* Raw records:
-------

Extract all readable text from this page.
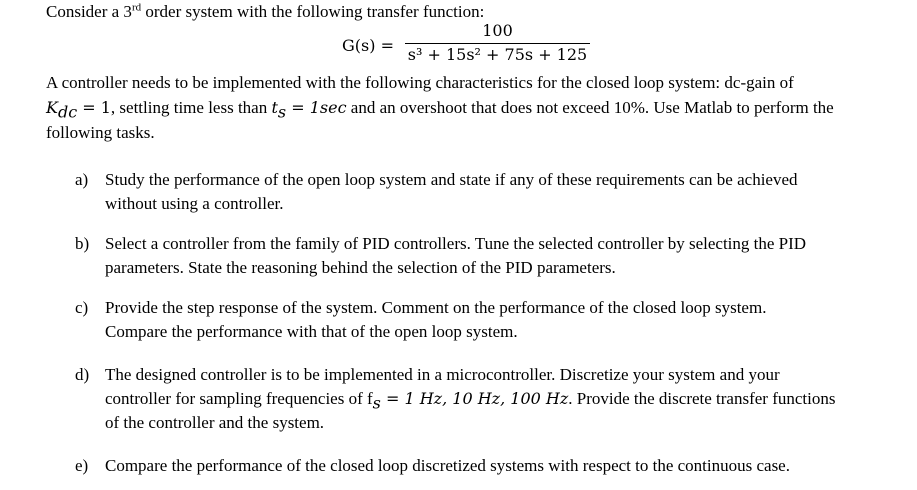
Consider a 3rd order system with the following transfer function:
G(s) =
100
s³ + 15s² + 75s + 125
A controller needs to be implemented with the following characteristics for the closed loop system: dc-gain of
$K_{dc} = 1$, settling time less than $t_s = 1\sec$ and an overshoot that does not exceed 10%. Use Matlab to perform the
following tasks.
a) Study the performance of the open loop system and state if any of these requirements can be achieved
without using a controller.
b) Select a controller from the family of PID controllers. Tune the selected controller by selecting the PID
parameters. State the reasoning behind the selection of the PID parameters.
c) Provide the step response of the system. Comment on the performance of the closed loop system.
Compare the performance with that of the open loop system.
d) The designed controller is to be implemented in a microcontroller. Discretize your system and your
controller for sampling frequencies of $f_s = 1$ Hz, 10 Hz, 100 Hz. Provide the discrete transfer functions
of the controller and the system.
e) Compare the performance of the closed loop discretized systems with respect to the continuous case.
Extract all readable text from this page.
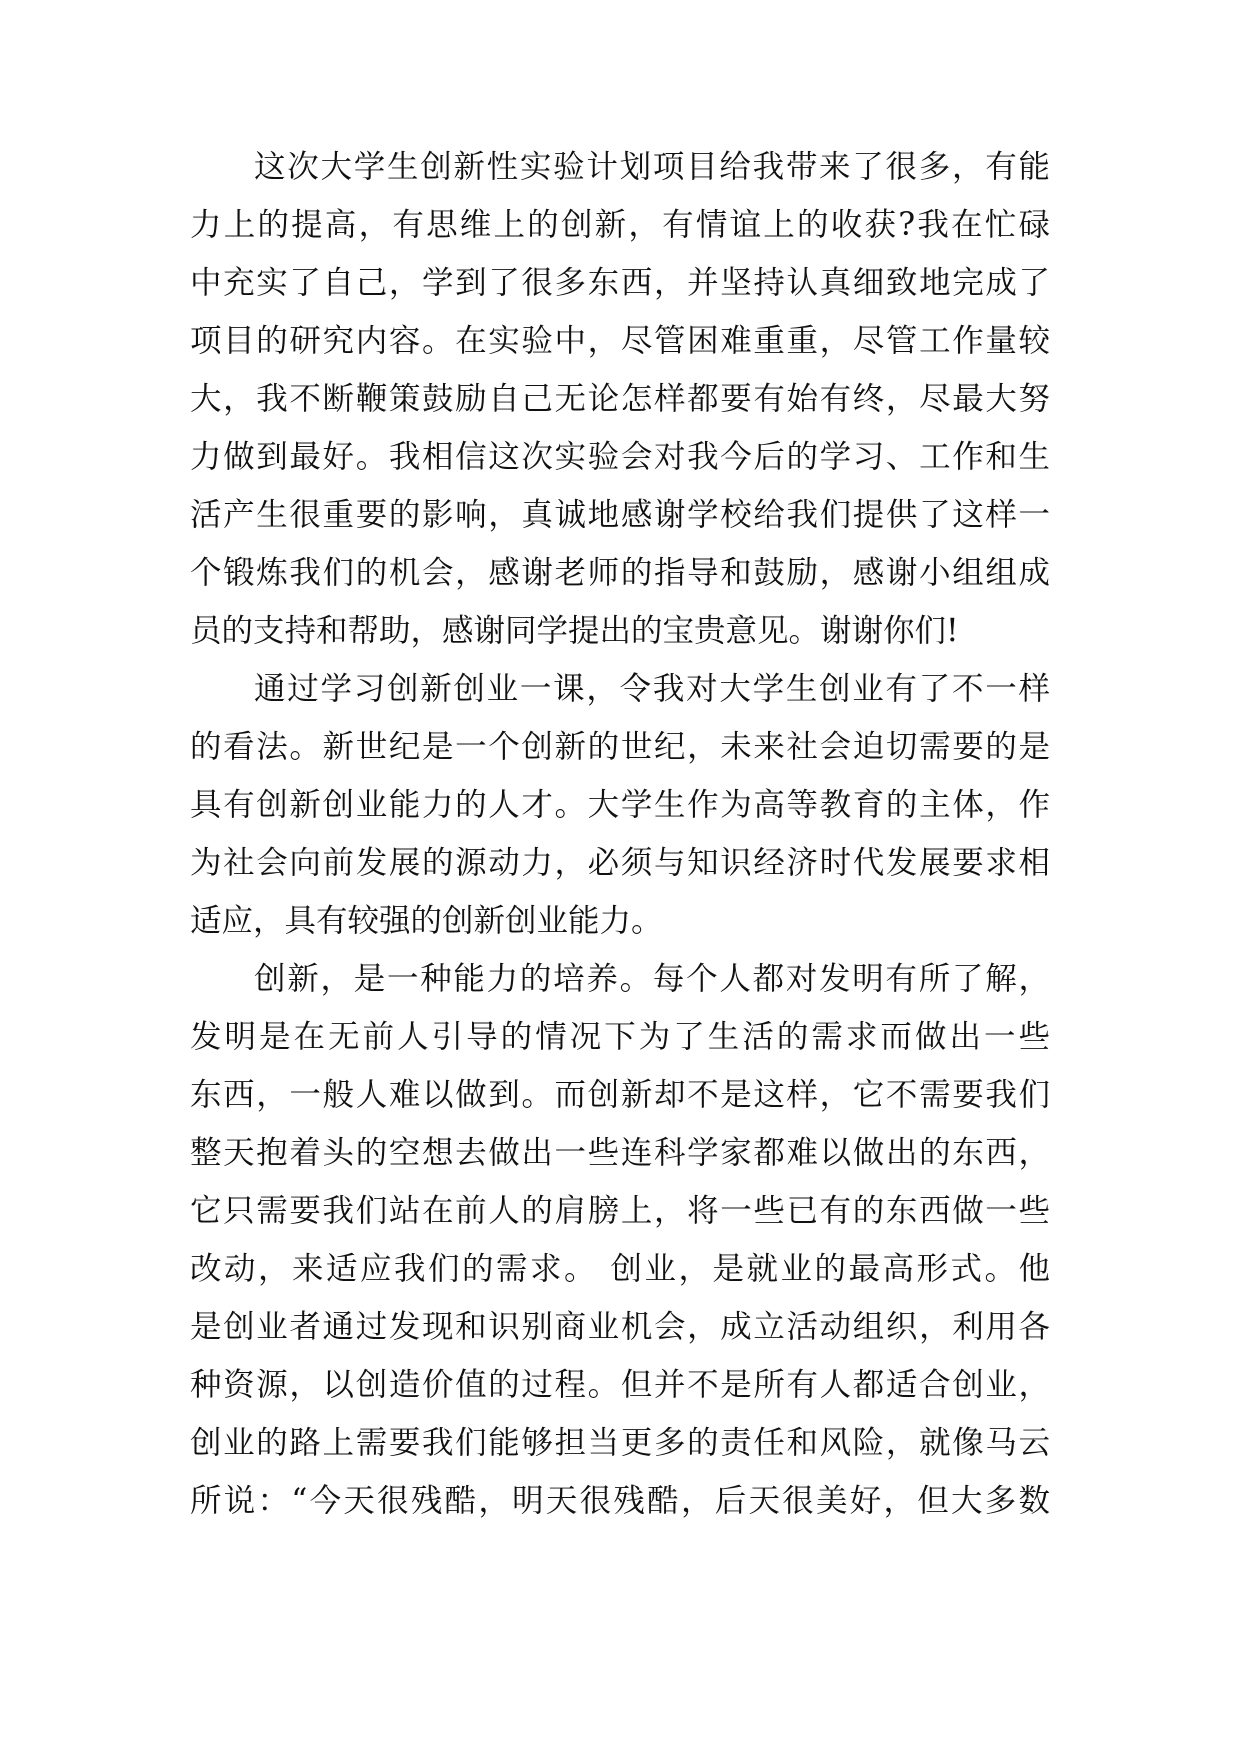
这次大学生创新性实验计划项目给我带来了很多，有能
力上的提高，有思维上的创新，有情谊上的收获?我在忙碌
中充实了自己，学到了很多东西，并坚持认真细致地完成了
项目的研究内容。在实验中，尽管困难重重，尽管工作量较
大，我不断鞭策鼓励自己无论怎样都要有始有终，尽最大努
力做到最好。我相信这次实验会对我今后的学习、工作和生
活产生很重要的影响，真诚地感谢学校给我们提供了这样一
个锻炼我们的机会，感谢老师的指导和鼓励，感谢小组组成
员的支持和帮助，感谢同学提出的宝贵意见。谢谢你们!
通过学习创新创业一课，令我对大学生创业有了不一样
的看法。新世纪是一个创新的世纪，未来社会迫切需要的是
具有创新创业能力的人才。大学生作为高等教育的主体，作
为社会向前发展的源动力，必须与知识经济时代发展要求相
适应，具有较强的创新创业能力。
创新，是一种能力的培养。每个人都对发明有所了解，
发明是在无前人引导的情况下为了生活的需求而做出一些
东西，一般人难以做到。而创新却不是这样，它不需要我们
整天抱着头的空想去做出一些连科学家都难以做出的东西，
它只需要我们站在前人的肩膀上，将一些已有的东西做一些
改动，来适应我们的需求。 创业，是就业的最高形式。他
是创业者通过发现和识别商业机会，成立活动组织，利用各
种资源，以创造价值的过程。但并不是所有人都适合创业，
创业的路上需要我们能够担当更多的责任和风险，就像马云
所说：“今天很残酷，明天很残酷，后天很美好，但大多数
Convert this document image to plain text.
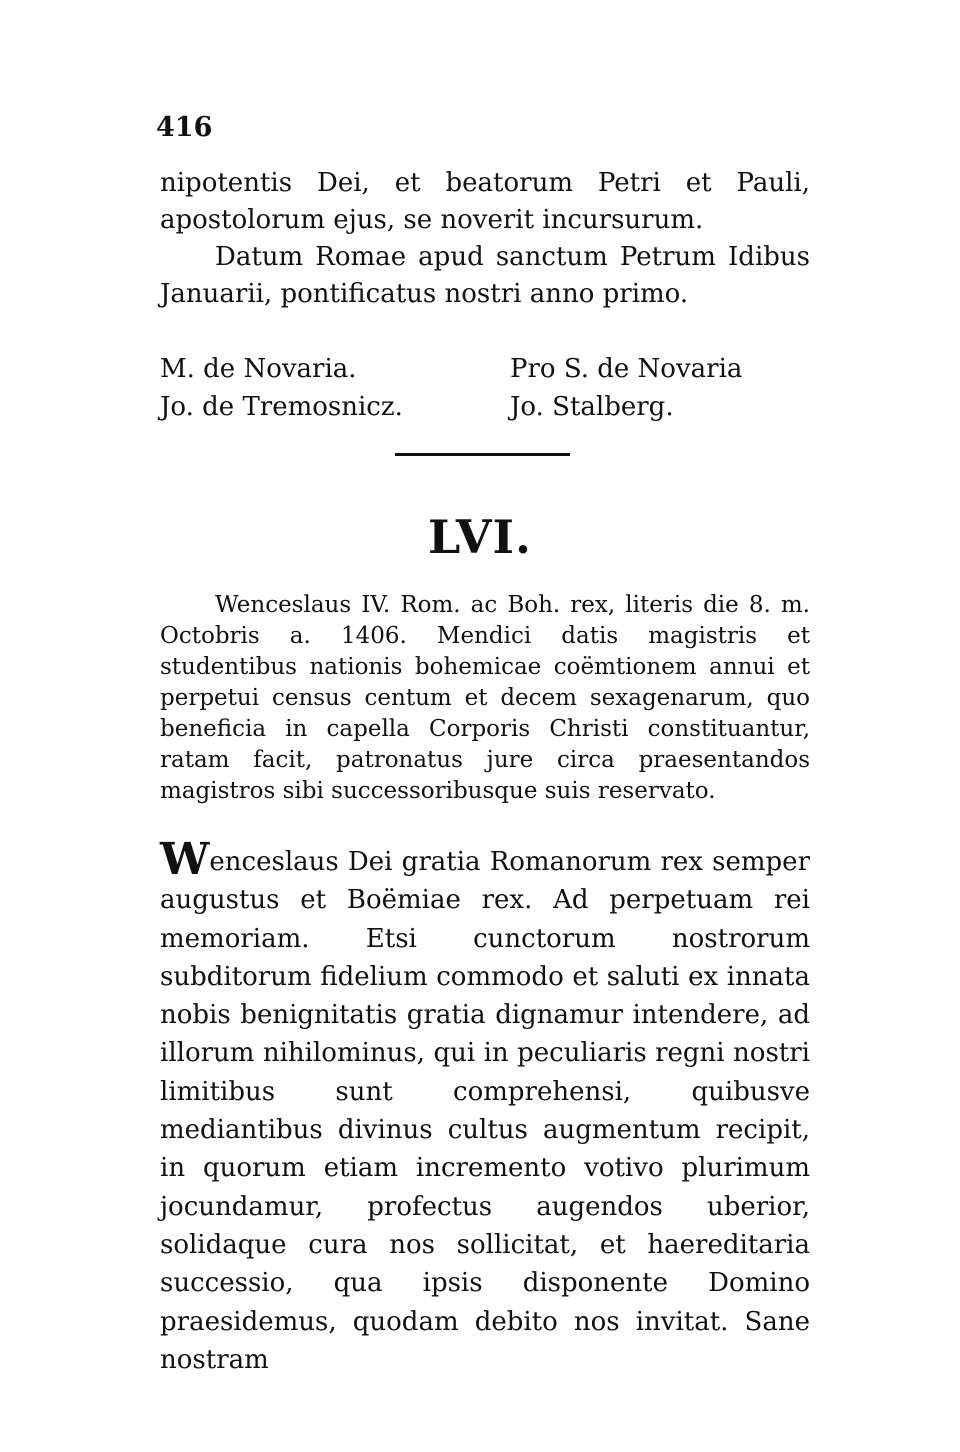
416

nipotentis Dei, et beatorum Petri et Pauli, apostolorum ejus, se noverit incursurum.

Datum Romae apud sanctum Petrum Idibus Januarii, pontificatus nostri anno primo.

M. de Novaria.	Pro S. de Novaria
Jo. de Tremosnicz.	Jo. Stalberg.
LVI.

Wenceslaus IV. Rom. ac Boh. rex, literis die 8. m. Octobris a. 1406. Mendici datis magistris et studentibus nationis bohemicae coëmtionem annui et perpetui census centum et decem sexagenarum, quo beneficia in capella Corporis Christi constituantur, ratam facit, patronatus jure circa praesentandos magistros sibi successoribusque suis reservato.

Wenceslaus Dei gratia Romanorum rex semper augustus et Boëmiae rex. Ad perpetuam rei memoriam. Etsi cunctorum nostrorum subditorum fidelium commodo et saluti ex innata nobis benignitatis gratia dignamur intendere, ad illorum nihilominus, qui in peculiaris regni nostri limitibus sunt comprehensi, quibusve mediantibus divinus cultus augmentum recipit, in quorum etiam incremento votivo plurimum jocundamur, profectus augendos uberior, solidaque cura nos sollicitat, et haereditaria successio, qua ipsis disponente Domino praesidemus, quodam debito nos invitat. Sane nostram
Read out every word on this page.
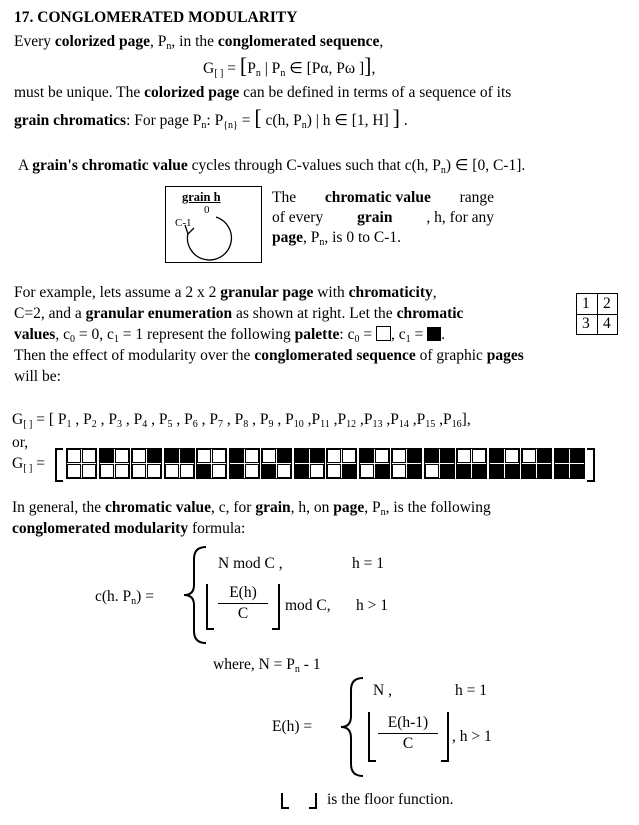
17. CONGLOMERATED MODULARITY
Every colorized page, $P_n$, in the conglomerated sequence,
$G_{[ ]} = [P_n$ | $P_n$ ∈ [Pα, Pω ]],
must be unique. The colorized page can be defined in terms of a sequence of its
grain chromatics: For page $P_n$: $P_{\{n\}}$ = [ c(h, $P_n$) | h ∈ [1, H] ] .
A grain's chromatic value cycles through C-values such that c(h, $P_n$) ∈ [0, C-1].
grain h
0
C-1
The chromatic value range
of every grain , h, for any
page, $P_n$, is 0 to C-1.
For example, lets assume a 2 x 2 granular page with chromaticity,
C=2, and a granular enumeration as shown at right. Let the chromatic
values, $c_0 = 0$, $c_1 = 1$ represent the following palette: $c_0$ = , $c_1$ = .
Then the effect of modularity over the conglomerated sequence of graphic pages
will be:
1 2
3 4
$G_{[ ]}$ = [ $P_1$ , $P_2$ , $P_3$ , $P_4$ , $P_5$ , $P_6$ , $P_7$ , $P_8$ , $P_9$ , $P_{10}$ $,P_{11}$ $,P_{12}$ $,P_{13}$ $,P_{14}$ $,P_{15}$ $,P_{16}$],
or,
$G_{[ ]}$ =
In general, the chromatic value, c, for grain, h, on page, $P_n$, is the following
conglomerated modularity formula:
c(h. $P_n$) =
N mod C ,	h = 1
E(h)
C	mod C, h > 1
where, $N = P_n - 1$
E(h) =
N ,	h = 1
E(h-1)
C	, h > 1
is the floor function.
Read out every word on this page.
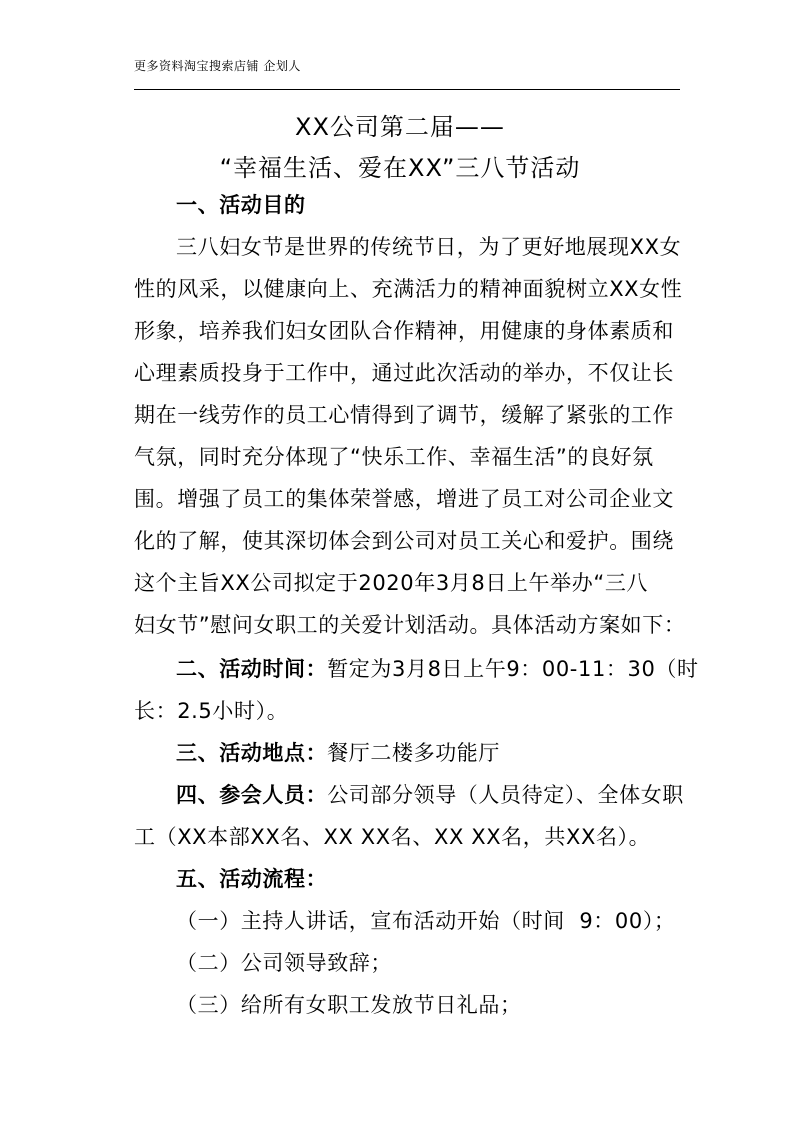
更多资料淘宝搜索店铺 企划人
XX公司第二届——
“幸福生活、爱在XX”三八节活动
一、活动目的
三八妇女节是世界的传统节日，为了更好地展现XX女
性的风采，以健康向上、充满活力的精神面貌树立XX女性
形象，培养我们妇女团队合作精神，用健康的身体素质和
心理素质投身于工作中，通过此次活动的举办，不仅让长
期在一线劳作的员工心情得到了调节，缓解了紧张的工作
气氛，同时充分体现了“快乐工作、幸福生活”的良好氛
围。增强了员工的集体荣誉感，增进了员工对公司企业文
化的了解，使其深切体会到公司对员工关心和爱护。围绕
这个主旨XX公司拟定于2020年3月8日上午举办“三八
妇女节”慰问女职工的关爱计划活动。具体活动方案如下：
二、活动时间：暂定为3月8日上午9：00-11：30（时
长：2.5小时）。
三、活动地点：餐厅二楼多功能厅
四、参会人员：公司部分领导（人员待定）、全体女职
工（XX本部XX名、XX XX名、XX XX名，共XX名）。
五、活动流程：
（一）主持人讲话，宣布活动开始（时间  9：00）；
（二）公司领导致辞；
（三）给所有女职工发放节日礼品；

-------

* Problem to work on:
Copy out all the data exactly; skip the pictures.

* Answer for this exercise:
Extract all readable text from this page.
Consider a 3rd order system with the following transfer function:
G(s) =
100
s³ + 15s² + 75s + 125
A controller needs to be implemented with the following characteristics for the closed loop system: dc-gain of
$K_{dc} = 1$, settling time less than $t_s = 1\sec$ and an overshoot that does not exceed 10%. Use Matlab to perform the
following tasks.
a) Study the performance of the open loop system and state if any of these requirements can be achieved
without using a controller.
b) Select a controller from the family of PID controllers. Tune the selected controller by selecting the PID
parameters. State the reasoning behind the selection of the PID parameters.
c) Provide the step response of the system. Comment on the performance of the closed loop system.
Compare the performance with that of the open loop system.
d) The designed controller is to be implemented in a microcontroller. Discretize your system and your
controller for sampling frequencies of $f_s = 1$ Hz, 10 Hz, 100 Hz. Provide the discrete transfer functions
of the controller and the system.
e) Compare the performance of the closed loop discretized systems with respect to the continuous case.
Extract all readable text from this page.
这次大学生创新性实验计划项目给我带来了很多，有能
力上的提高，有思维上的创新，有情谊上的收获?我在忙碌
中充实了自己，学到了很多东西，并坚持认真细致地完成了
项目的研究内容。在实验中，尽管困难重重，尽管工作量较
大，我不断鞭策鼓励自己无论怎样都要有始有终，尽最大努
力做到最好。我相信这次实验会对我今后的学习、工作和生
活产生很重要的影响，真诚地感谢学校给我们提供了这样一
个锻炼我们的机会，感谢老师的指导和鼓励，感谢小组组成
员的支持和帮助，感谢同学提出的宝贵意见。谢谢你们!
通过学习创新创业一课，令我对大学生创业有了不一样
的看法。新世纪是一个创新的世纪，未来社会迫切需要的是
具有创新创业能力的人才。大学生作为高等教育的主体，作
为社会向前发展的源动力，必须与知识经济时代发展要求相
适应，具有较强的创新创业能力。
创新，是一种能力的培养。每个人都对发明有所了解，
发明是在无前人引导的情况下为了生活的需求而做出一些
东西，一般人难以做到。而创新却不是这样，它不需要我们
整天抱着头的空想去做出一些连科学家都难以做出的东西，
它只需要我们站在前人的肩膀上，将一些已有的东西做一些
改动，来适应我们的需求。 创业，是就业的最高形式。他
是创业者通过发现和识别商业机会，成立活动组织，利用各
种资源，以创造价值的过程。但并不是所有人都适合创业，
创业的路上需要我们能够担当更多的责任和风险，就像马云
所说：“今天很残酷，明天很残酷，后天很美好，但大多数
Convert this document image to plain text.
416

nipotentis Dei, et beatorum Petri et Pauli, apostolorum ejus, se noverit incursurum.

Datum Romae apud sanctum Petrum Idibus Januarii, pontificatus nostri anno primo.

M. de Novaria.	Pro S. de Novaria
Jo. de Tremosnicz.	Jo. Stalberg.
LVI.

Wenceslaus IV. Rom. ac Boh. rex, literis die 8. m. Octobris a. 1406. Mendici datis magistris et studentibus nationis bohemicae coëmtionem annui et perpetui census centum et decem sexagenarum, quo beneficia in capella Corporis Christi constituantur, ratam facit, patronatus jure circa praesentandos magistros sibi successoribusque suis reservato.

Wenceslaus Dei gratia Romanorum rex semper augustus et Boëmiae rex. Ad perpetuam rei memoriam. Etsi cunctorum nostrorum subditorum fidelium commodo et saluti ex innata nobis benignitatis gratia dignamur intendere, ad illorum nihilominus, qui in peculiaris regni nostri limitibus sunt comprehensi, quibusve mediantibus divinus cultus augmentum recipit, in quorum etiam incremento votivo plurimum jocundamur, profectus augendos uberior, solidaque cura nos sollicitat, et haereditaria successio, qua ipsis disponente Domino praesidemus, quodam debito nos invitat. Sane nostram
Read out every word on this page.
17. CONGLOMERATED MODULARITY
Every colorized page, $P_n$, in the conglomerated sequence,
$G_{[ ]} = [P_n$ | $P_n$ ∈ [Pα, Pω ]],
must be unique. The colorized page can be defined in terms of a sequence of its
grain chromatics: For page $P_n$: $P_{\{n\}}$ = [ c(h, $P_n$) | h ∈ [1, H] ] .
A grain's chromatic value cycles through C-values such that c(h, $P_n$) ∈ [0, C-1].
grain h
0
C-1
The chromatic value range
of every grain , h, for any
page, $P_n$, is 0 to C-1.
For example, lets assume a 2 x 2 granular page with chromaticity,
C=2, and a granular enumeration as shown at right. Let the chromatic
values, $c_0 = 0$, $c_1 = 1$ represent the following palette: $c_0$ = , $c_1$ = .
Then the effect of modularity over the conglomerated sequence of graphic pages
will be:
1 2
3 4
$G_{[ ]}$ = [ $P_1$ , $P_2$ , $P_3$ , $P_4$ , $P_5$ , $P_6$ , $P_7$ , $P_8$ , $P_9$ , $P_{10}$ $,P_{11}$ $,P_{12}$ $,P_{13}$ $,P_{14}$ $,P_{15}$ $,P_{16}$],
or,
$G_{[ ]}$ =
In general, the chromatic value, c, for grain, h, on page, $P_n$, is the following
conglomerated modularity formula:
c(h. $P_n$) =
N mod C ,	h = 1
E(h)
C	mod C, h > 1
where, $N = P_n - 1$
E(h) =
N ,	h = 1
E(h-1)
C	, h > 1
is the floor function.
Read out every word on this page.
更多资料淘宝搜索店铺 企划人
XX公司第二届——
“幸福生活、爱在XX”三八节活动
一、活动目的
三八妇女节是世界的传统节日，为了更好地展现XX女
性的风采，以健康向上、充满活力的精神面貌树立XX女性
形象，培养我们妇女团队合作精神，用健康的身体素质和
心理素质投身于工作中，通过此次活动的举办，不仅让长
期在一线劳作的员工心情得到了调节，缓解了紧张的工作
气氛，同时充分体现了“快乐工作、幸福生活”的良好氛
围。增强了员工的集体荣誉感，增进了员工对公司企业文
化的了解，使其深切体会到公司对员工关心和爱护。围绕
这个主旨XX公司拟定于2020年3月8日上午举办“三八
妇女节”慰问女职工的关爱计划活动。具体活动方案如下：
二、活动时间：暂定为3月8日上午9：00-11：30（时
长：2.5小时）。
三、活动地点：餐厅二楼多功能厅
四、参会人员：公司部分领导（人员待定）、全体女职
工（XX本部XX名、XX XX名、XX XX名，共XX名）。
五、活动流程：
（一）主持人讲话，宣布活动开始（时间  9：00）；
（二）公司领导致辞；
（三）给所有女职工发放节日礼品；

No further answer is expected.